-- INSTRUCTIONS --
a) Can you quote the text on the goals of conventional economics word for word, starting at "Whether or not" and ending after "this failure be?"?
b) What comes next in the text on the goals of conventional economics? Continue it from its last sentence.

-- TEXT SECTION --
Conventional economics has put before itself two different sets of goals. One of these is what may be termed positive, and relates to the realization of ‘efficiency’ and ‘equity’ in the allocation and distribution of scarce resources. The other is what may be called normative, and is expressed in terms of the universally-desired socio-economic goals of need-fulfilment, full employment, optimum rate of economic growth, equitable distribution of income and wealth, economic stability, and ecological balance, all of which, in addition to social harmony and the absence of anomie are, in varying degrees, considered indispensable for actualizing human well-being. Both of these set goals aim at serving the individual as well as the social interest in conformity with the worldview that underlies each of them. Nevertheless, the first set has been called positive because of the claim that efficiency and equity can be determined without value judgements, while the second has been called normative because it reflects, to a great extent, society’s vision of ‘what ought to be’.
Whether or not these positive and normative goals are mutually consistent depends on how efficiency and equity are defined. This will become clear as this discussion progresses. It is difficult to say whether conventional economics has been able to realize its positive goals because of the difficulty of defining and measuring both efficiency and equity in a dynamic economy. However, it is generally agreed that even rich industrial countries have been unable to realize all their normative goals simultaneously in spite of the substantial resources at their disposal. If some of these goals are realized, it is at the expense of others. The available evidence seems to suggest that the failure has gradually become more and more pronounced with the passage of time. So what could the reason for this failure be?

-- DATASET RECORDS --
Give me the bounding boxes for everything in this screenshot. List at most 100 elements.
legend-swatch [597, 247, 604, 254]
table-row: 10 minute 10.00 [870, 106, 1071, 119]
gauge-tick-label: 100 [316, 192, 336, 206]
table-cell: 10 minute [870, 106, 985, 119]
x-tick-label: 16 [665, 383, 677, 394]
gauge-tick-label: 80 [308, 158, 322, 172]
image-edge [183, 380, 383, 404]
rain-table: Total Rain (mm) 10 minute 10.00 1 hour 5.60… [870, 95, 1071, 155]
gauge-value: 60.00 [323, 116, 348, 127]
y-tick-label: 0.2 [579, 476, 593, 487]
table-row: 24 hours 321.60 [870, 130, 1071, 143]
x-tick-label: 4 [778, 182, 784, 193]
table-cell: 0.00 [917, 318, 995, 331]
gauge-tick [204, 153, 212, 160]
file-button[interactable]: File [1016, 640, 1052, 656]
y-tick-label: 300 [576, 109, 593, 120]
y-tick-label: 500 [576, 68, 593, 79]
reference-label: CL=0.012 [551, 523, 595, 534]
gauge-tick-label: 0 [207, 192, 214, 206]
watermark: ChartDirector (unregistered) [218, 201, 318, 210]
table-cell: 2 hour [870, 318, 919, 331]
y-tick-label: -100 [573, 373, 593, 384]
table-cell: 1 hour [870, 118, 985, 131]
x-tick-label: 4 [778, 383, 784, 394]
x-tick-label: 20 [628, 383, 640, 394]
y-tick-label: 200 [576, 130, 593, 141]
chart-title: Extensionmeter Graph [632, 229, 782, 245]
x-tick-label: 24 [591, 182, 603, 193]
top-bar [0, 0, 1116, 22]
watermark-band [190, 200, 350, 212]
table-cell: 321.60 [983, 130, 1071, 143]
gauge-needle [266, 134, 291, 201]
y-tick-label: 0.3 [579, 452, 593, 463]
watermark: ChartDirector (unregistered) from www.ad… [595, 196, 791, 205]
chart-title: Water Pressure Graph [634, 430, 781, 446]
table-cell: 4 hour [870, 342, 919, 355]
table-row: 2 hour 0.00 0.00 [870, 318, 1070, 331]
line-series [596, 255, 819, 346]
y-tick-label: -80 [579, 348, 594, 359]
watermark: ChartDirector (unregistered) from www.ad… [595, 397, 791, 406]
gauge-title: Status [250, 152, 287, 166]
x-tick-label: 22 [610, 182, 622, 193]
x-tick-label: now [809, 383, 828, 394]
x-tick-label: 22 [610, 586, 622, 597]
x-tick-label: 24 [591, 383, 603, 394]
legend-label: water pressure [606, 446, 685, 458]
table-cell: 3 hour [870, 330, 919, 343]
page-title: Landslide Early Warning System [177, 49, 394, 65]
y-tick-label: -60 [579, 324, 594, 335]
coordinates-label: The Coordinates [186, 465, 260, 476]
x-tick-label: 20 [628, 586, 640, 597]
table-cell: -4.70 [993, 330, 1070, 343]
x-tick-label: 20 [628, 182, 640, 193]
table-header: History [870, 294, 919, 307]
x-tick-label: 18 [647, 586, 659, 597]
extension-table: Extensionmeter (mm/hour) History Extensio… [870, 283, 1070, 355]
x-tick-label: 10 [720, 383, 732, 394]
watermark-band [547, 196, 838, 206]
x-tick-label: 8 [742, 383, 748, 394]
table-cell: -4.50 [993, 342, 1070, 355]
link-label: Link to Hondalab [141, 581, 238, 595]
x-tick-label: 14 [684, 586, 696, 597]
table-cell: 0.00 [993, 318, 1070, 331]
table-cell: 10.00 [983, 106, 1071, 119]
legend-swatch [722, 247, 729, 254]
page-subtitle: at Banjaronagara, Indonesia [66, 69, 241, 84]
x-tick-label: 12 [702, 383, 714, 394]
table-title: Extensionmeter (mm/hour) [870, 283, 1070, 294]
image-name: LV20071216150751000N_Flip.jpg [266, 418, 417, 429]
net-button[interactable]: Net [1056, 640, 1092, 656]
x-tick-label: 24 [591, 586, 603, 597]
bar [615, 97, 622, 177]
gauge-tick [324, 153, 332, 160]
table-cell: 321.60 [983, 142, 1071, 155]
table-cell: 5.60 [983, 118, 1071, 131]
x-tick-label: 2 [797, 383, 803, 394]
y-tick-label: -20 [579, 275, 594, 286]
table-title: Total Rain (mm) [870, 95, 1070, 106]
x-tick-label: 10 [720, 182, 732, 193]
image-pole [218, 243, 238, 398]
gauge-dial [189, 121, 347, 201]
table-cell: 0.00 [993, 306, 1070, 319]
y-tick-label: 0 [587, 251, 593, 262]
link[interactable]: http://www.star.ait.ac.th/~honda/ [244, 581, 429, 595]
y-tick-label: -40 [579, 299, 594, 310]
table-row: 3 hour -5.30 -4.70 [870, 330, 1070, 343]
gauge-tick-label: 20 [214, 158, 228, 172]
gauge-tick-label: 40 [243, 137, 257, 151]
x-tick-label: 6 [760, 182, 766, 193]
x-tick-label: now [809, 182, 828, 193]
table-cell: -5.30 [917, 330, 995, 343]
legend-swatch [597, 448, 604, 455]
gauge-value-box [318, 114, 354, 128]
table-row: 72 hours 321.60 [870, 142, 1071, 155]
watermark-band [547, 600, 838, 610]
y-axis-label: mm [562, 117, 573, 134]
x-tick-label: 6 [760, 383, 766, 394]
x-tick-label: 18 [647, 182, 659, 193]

-- TASK-BY-TASK ANSWERS --
a)
Whether or not these positive and normative goals are mutually consistent depends on how efficiency and equity are defined. This will become clear as this discussion progresses. It is difficult to say whether conventional economics has been able to realize its positive goals because of the difficulty of defining and measuring both efficiency and equity in a dynamic economy. However, it is generally agreed that even rich industrial countries have been unable to realize all their normative goals simultaneously in spite of the substantial resources at their disposal. If some of these goals are realized, it is at the expense of others. The available evidence seems to suggest that the failure has gradually become more and more pronounced with the passage of time. So what could the reason for this failure be?

b)
CONFLICT BETWEEN GOALS AND WORLDVIEW
There are two possible reasons for this failure: firstly, the inability of conventional economics to suggest appropriate mechanisms for filtering, motivation and restructuring; and secondly, the inability of the society concerned to apply these mechanisms effectively. The question of application, however, acquires significance only if one were satisfied that the suggested mechanisms are appropriate for realizing the normative goals. Is it possible that the mechanisms suggested by conventional economics are not in harmony with its goals? Within the perspective of this book, the answer to this question is in the affirmative.
The reason for this may perhaps be that the goals and the mechanisms of conventional economics have been derived from two different worldviews. The normative goals are the byproduct of a religious worldview that emphasizes the role of belief in God, the accountability of human beings before Him, human brotherhood, and moral values in the allocation and distribution of resources. Even though an effort is made to justify these goals through the use of an economic rationale, their essential origin and justification lies in the religious worldview. The mechanisms for filtering, motivation and restructuring are, however, by-products of the secularist worldview of the Enlightenment movement. It may not, thus, be possible to realize humanitarian goals without having equally humanitarian mechanisms.
Initially, when the secularist paradigm was primarily confined to a small group of academics, the conflict between the religious and the scientific models did not have a significant impact on the economy and society. Religious values continued to dominate and override the impact of the secularist paradigm on the mechanisms employed. However, with the gradual proliferation of the secularist values of the Enlightenment worldview through secular education and the mass media, and the inability of disintegrating families to provide a proper moral upbringing for new generations so as to prevent the decline in their moral orientation, the conflict has tended to become more widespread.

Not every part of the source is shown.